### [Record excerpts]
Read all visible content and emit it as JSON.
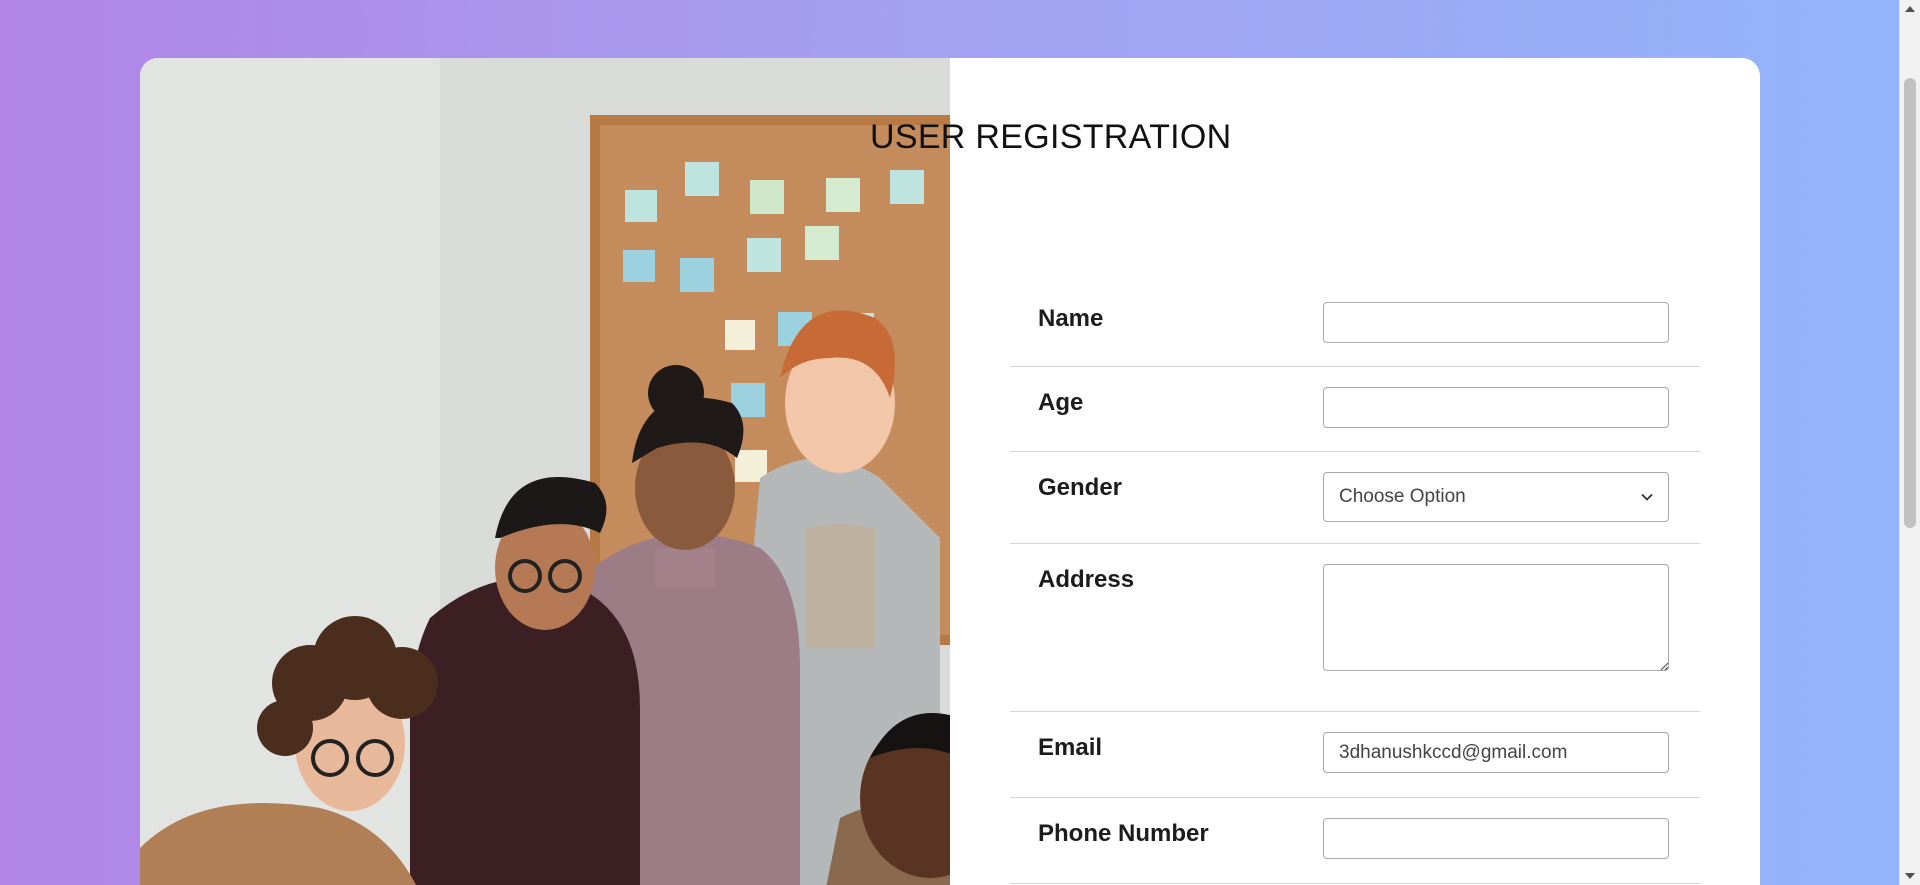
{
  "page": {
    "title": "USER REGISTRATION"
  },
  "photo": {
    "icon": "team-photo"
  },
  "form": {
    "name": {
      "label": "Name",
      "value": "",
      "placeholder": ""
    },
    "age": {
      "label": "Age",
      "value": "",
      "placeholder": ""
    },
    "gender": {
      "label": "Gender",
      "selected": "Choose Option"
    },
    "address": {
      "label": "Address",
      "value": "",
      "placeholder": ""
    },
    "email": {
      "label": "Email",
      "value": "3dhanushkccd@gmail.com",
      "placeholder": ""
    },
    "phone": {
      "label": "Phone Number",
      "value": "",
      "placeholder": ""
    }
  },
  "colors": {
    "gradient_left": "#b184e6",
    "gradient_right": "#92b5fb",
    "card_bg": "#ffffff",
    "border": "#a8a8a8"
  }
}
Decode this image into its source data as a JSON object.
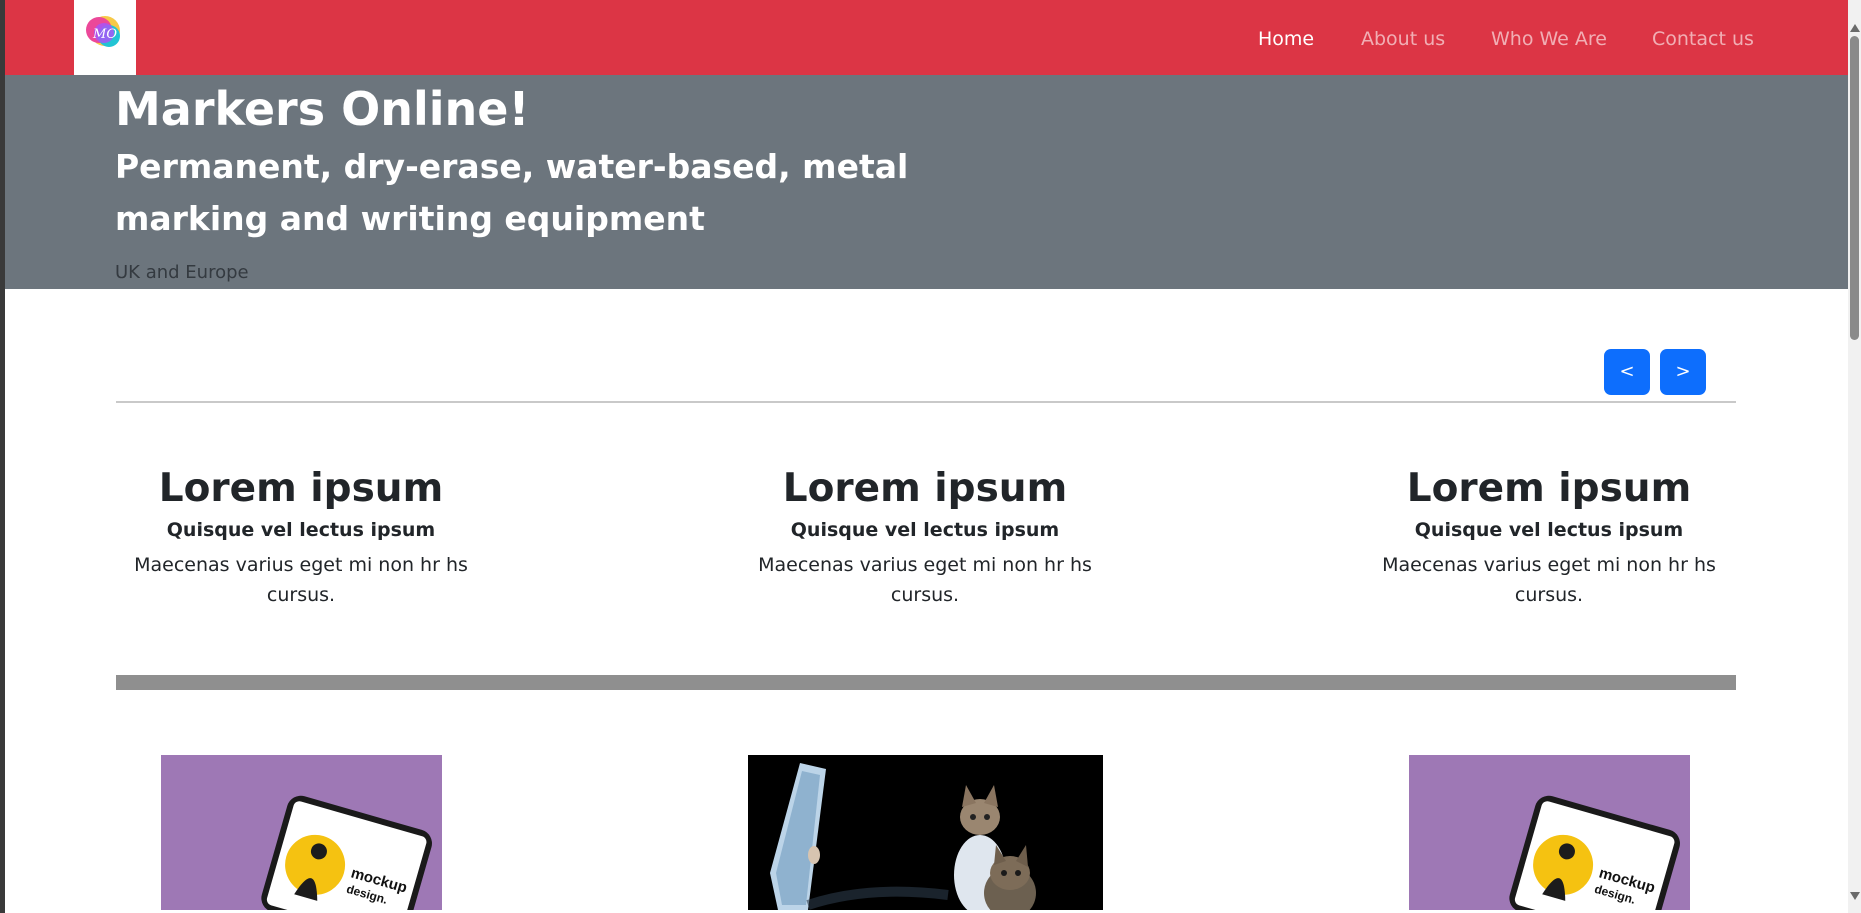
{
  "navbar": {
    "logo_text": "MO",
    "links": [
      {
        "label": "Home",
        "active": true
      },
      {
        "label": "About us",
        "active": false
      },
      {
        "label": "Who We Are",
        "active": false
      },
      {
        "label": "Contact us",
        "active": false
      }
    ]
  },
  "hero": {
    "title": "Markers Online!",
    "subtitle": "Permanent, dry-erase, water-based, metal marking and writing equipment",
    "region": "UK and Europe"
  },
  "carousel": {
    "prev_label": "<",
    "next_label": ">"
  },
  "features": [
    {
      "title": "Lorem ipsum",
      "subtitle": "Quisque vel lectus ipsum",
      "text": "Maecenas varius eget mi non hr hs cursus."
    },
    {
      "title": "Lorem ipsum",
      "subtitle": "Quisque vel lectus ipsum",
      "text": "Maecenas varius eget mi non hr hs cursus."
    },
    {
      "title": "Lorem ipsum",
      "subtitle": "Quisque vel lectus ipsum",
      "text": "Maecenas varius eget mi non hr hs cursus."
    }
  ],
  "gallery": [
    {
      "image": "tablet-mockup",
      "text_line1": "mockup",
      "text_line2": "design."
    },
    {
      "image": "kittens-with-mirror"
    },
    {
      "image": "tablet-mockup",
      "text_line1": "mockup",
      "text_line2": "design."
    }
  ],
  "colors": {
    "navbar_bg": "#dc3545",
    "hero_bg": "#6c757d",
    "button_primary": "#0d6efd",
    "mockup_bg": "#9e78b5"
  }
}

### [Problem details]
Output all the records, word for word, with no pictures in the copy.

### [Exercise response]
Read all visible content and emit it as JSON.
{
  "page": {
    "title": "USER REGISTRATION"
  },
  "photo": {
    "icon": "team-photo"
  },
  "form": {
    "name": {
      "label": "Name",
      "value": "",
      "placeholder": ""
    },
    "age": {
      "label": "Age",
      "value": "",
      "placeholder": ""
    },
    "gender": {
      "label": "Gender",
      "selected": "Choose Option"
    },
    "address": {
      "label": "Address",
      "value": "",
      "placeholder": ""
    },
    "email": {
      "label": "Email",
      "value": "3dhanushkccd@gmail.com",
      "placeholder": ""
    },
    "phone": {
      "label": "Phone Number",
      "value": "",
      "placeholder": ""
    }
  },
  "colors": {
    "gradient_left": "#b184e6",
    "gradient_right": "#92b5fb",
    "card_bg": "#ffffff",
    "border": "#a8a8a8"
  }
}
Decode this image into its source data as a JSON object.
{
  "navbar": {
    "logo_text": "MO",
    "links": [
      {
        "label": "Home",
        "active": true
      },
      {
        "label": "About us",
        "active": false
      },
      {
        "label": "Who We Are",
        "active": false
      },
      {
        "label": "Contact us",
        "active": false
      }
    ]
  },
  "hero": {
    "title": "Markers Online!",
    "subtitle": "Permanent, dry-erase, water-based, metal marking and writing equipment",
    "region": "UK and Europe"
  },
  "carousel": {
    "prev_label": "<",
    "next_label": ">"
  },
  "features": [
    {
      "title": "Lorem ipsum",
      "subtitle": "Quisque vel lectus ipsum",
      "text": "Maecenas varius eget mi non hr hs cursus."
    },
    {
      "title": "Lorem ipsum",
      "subtitle": "Quisque vel lectus ipsum",
      "text": "Maecenas varius eget mi non hr hs cursus."
    },
    {
      "title": "Lorem ipsum",
      "subtitle": "Quisque vel lectus ipsum",
      "text": "Maecenas varius eget mi non hr hs cursus."
    }
  ],
  "gallery": [
    {
      "image": "tablet-mockup",
      "text_line1": "mockup",
      "text_line2": "design."
    },
    {
      "image": "kittens-with-mirror"
    },
    {
      "image": "tablet-mockup",
      "text_line1": "mockup",
      "text_line2": "design."
    }
  ],
  "colors": {
    "navbar_bg": "#dc3545",
    "hero_bg": "#6c757d",
    "button_primary": "#0d6efd",
    "mockup_bg": "#9e78b5"
  }
}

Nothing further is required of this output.